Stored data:
--------------------------------------------------

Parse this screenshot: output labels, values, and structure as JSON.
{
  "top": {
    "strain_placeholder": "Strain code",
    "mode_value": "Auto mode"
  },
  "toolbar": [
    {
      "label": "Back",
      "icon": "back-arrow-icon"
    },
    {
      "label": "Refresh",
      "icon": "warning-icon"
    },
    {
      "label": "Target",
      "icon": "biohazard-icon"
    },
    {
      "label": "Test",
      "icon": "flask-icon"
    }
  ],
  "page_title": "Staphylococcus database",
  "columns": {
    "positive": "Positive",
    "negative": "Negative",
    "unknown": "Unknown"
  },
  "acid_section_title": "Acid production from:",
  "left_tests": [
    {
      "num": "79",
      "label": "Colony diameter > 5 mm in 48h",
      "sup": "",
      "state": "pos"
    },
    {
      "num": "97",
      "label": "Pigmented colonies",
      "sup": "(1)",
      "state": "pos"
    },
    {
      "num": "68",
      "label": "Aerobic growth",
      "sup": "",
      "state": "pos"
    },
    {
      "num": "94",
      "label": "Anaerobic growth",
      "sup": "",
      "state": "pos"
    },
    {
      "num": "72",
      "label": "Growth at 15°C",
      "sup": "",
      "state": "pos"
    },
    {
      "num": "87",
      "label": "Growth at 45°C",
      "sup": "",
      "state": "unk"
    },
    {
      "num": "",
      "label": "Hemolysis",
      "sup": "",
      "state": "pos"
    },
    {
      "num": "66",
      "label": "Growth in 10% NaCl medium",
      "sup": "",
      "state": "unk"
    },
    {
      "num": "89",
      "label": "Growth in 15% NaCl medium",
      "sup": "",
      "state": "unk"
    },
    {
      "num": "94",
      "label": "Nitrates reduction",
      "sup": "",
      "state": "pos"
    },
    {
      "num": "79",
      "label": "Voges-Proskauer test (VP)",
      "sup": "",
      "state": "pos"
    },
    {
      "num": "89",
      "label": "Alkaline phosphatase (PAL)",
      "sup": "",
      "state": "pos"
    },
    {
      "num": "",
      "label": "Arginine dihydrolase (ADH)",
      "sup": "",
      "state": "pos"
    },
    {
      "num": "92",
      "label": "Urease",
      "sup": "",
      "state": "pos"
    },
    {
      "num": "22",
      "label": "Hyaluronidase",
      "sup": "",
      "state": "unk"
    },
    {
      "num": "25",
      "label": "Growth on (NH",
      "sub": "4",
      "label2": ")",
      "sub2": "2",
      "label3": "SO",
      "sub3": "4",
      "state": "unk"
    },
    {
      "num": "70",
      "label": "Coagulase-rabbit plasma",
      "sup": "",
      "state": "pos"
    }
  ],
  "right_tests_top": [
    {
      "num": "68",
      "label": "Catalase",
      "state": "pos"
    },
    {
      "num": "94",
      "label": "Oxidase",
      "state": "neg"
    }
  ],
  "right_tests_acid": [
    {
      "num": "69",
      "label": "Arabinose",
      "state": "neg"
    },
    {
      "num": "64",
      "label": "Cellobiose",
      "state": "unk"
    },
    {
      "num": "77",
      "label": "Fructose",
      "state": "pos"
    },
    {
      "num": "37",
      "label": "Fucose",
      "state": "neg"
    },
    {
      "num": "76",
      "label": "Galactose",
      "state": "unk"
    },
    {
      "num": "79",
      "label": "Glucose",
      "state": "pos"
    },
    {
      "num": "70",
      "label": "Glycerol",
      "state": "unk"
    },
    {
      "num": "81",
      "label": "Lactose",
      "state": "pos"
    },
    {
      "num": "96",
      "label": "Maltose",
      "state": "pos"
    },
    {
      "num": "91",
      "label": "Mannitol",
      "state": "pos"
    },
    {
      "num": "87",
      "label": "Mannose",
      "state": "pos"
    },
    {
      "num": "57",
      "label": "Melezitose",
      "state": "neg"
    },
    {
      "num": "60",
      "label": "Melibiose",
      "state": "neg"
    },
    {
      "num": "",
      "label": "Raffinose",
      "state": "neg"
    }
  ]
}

--------------------------------------------------

Problem:
Transcribe the full listing above without leaving anything out.

Worked solution:
Parse this screenshot: output labels, values, and structure as JSON.
{
  "top": {
    "strain_placeholder": "Strain code",
    "mode_value": "Auto mode"
  },
  "toolbar": [
    {
      "label": "Back",
      "icon": "back-arrow-icon"
    },
    {
      "label": "Refresh",
      "icon": "warning-icon"
    },
    {
      "label": "Target",
      "icon": "biohazard-icon"
    },
    {
      "label": "Test",
      "icon": "flask-icon"
    }
  ],
  "page_title": "Staphylococcus database",
  "columns": {
    "positive": "Positive",
    "negative": "Negative",
    "unknown": "Unknown"
  },
  "acid_section_title": "Acid production from:",
  "left_tests": [
    {
      "num": "79",
      "label": "Colony diameter > 5 mm in 48h",
      "sup": "",
      "state": "pos"
    },
    {
      "num": "97",
      "label": "Pigmented colonies",
      "sup": "(1)",
      "state": "pos"
    },
    {
      "num": "68",
      "label": "Aerobic growth",
      "sup": "",
      "state": "pos"
    },
    {
      "num": "94",
      "label": "Anaerobic growth",
      "sup": "",
      "state": "pos"
    },
    {
      "num": "72",
      "label": "Growth at 15°C",
      "sup": "",
      "state": "pos"
    },
    {
      "num": "87",
      "label": "Growth at 45°C",
      "sup": "",
      "state": "unk"
    },
    {
      "num": "",
      "label": "Hemolysis",
      "sup": "",
      "state": "pos"
    },
    {
      "num": "66",
      "label": "Growth in 10% NaCl medium",
      "sup": "",
      "state": "unk"
    },
    {
      "num": "89",
      "label": "Growth in 15% NaCl medium",
      "sup": "",
      "state": "unk"
    },
    {
      "num": "94",
      "label": "Nitrates reduction",
      "sup": "",
      "state": "pos"
    },
    {
      "num": "79",
      "label": "Voges-Proskauer test (VP)",
      "sup": "",
      "state": "pos"
    },
    {
      "num": "89",
      "label": "Alkaline phosphatase (PAL)",
      "sup": "",
      "state": "pos"
    },
    {
      "num": "",
      "label": "Arginine dihydrolase (ADH)",
      "sup": "",
      "state": "pos"
    },
    {
      "num": "92",
      "label": "Urease",
      "sup": "",
      "state": "pos"
    },
    {
      "num": "22",
      "label": "Hyaluronidase",
      "sup": "",
      "state": "unk"
    },
    {
      "num": "25",
      "label": "Growth on (NH",
      "sub": "4",
      "label2": ")",
      "sub2": "2",
      "label3": "SO",
      "sub3": "4",
      "state": "unk"
    },
    {
      "num": "70",
      "label": "Coagulase-rabbit plasma",
      "sup": "",
      "state": "pos"
    }
  ],
  "right_tests_top": [
    {
      "num": "68",
      "label": "Catalase",
      "state": "pos"
    },
    {
      "num": "94",
      "label": "Oxidase",
      "state": "neg"
    }
  ],
  "right_tests_acid": [
    {
      "num": "69",
      "label": "Arabinose",
      "state": "neg"
    },
    {
      "num": "64",
      "label": "Cellobiose",
      "state": "unk"
    },
    {
      "num": "77",
      "label": "Fructose",
      "state": "pos"
    },
    {
      "num": "37",
      "label": "Fucose",
      "state": "neg"
    },
    {
      "num": "76",
      "label": "Galactose",
      "state": "unk"
    },
    {
      "num": "79",
      "label": "Glucose",
      "state": "pos"
    },
    {
      "num": "70",
      "label": "Glycerol",
      "state": "unk"
    },
    {
      "num": "81",
      "label": "Lactose",
      "state": "pos"
    },
    {
      "num": "96",
      "label": "Maltose",
      "state": "pos"
    },
    {
      "num": "91",
      "label": "Mannitol",
      "state": "pos"
    },
    {
      "num": "87",
      "label": "Mannose",
      "state": "pos"
    },
    {
      "num": "57",
      "label": "Melezitose",
      "state": "neg"
    },
    {
      "num": "60",
      "label": "Melibiose",
      "state": "neg"
    },
    {
      "num": "",
      "label": "Raffinose",
      "state": "neg"
    }
  ]
}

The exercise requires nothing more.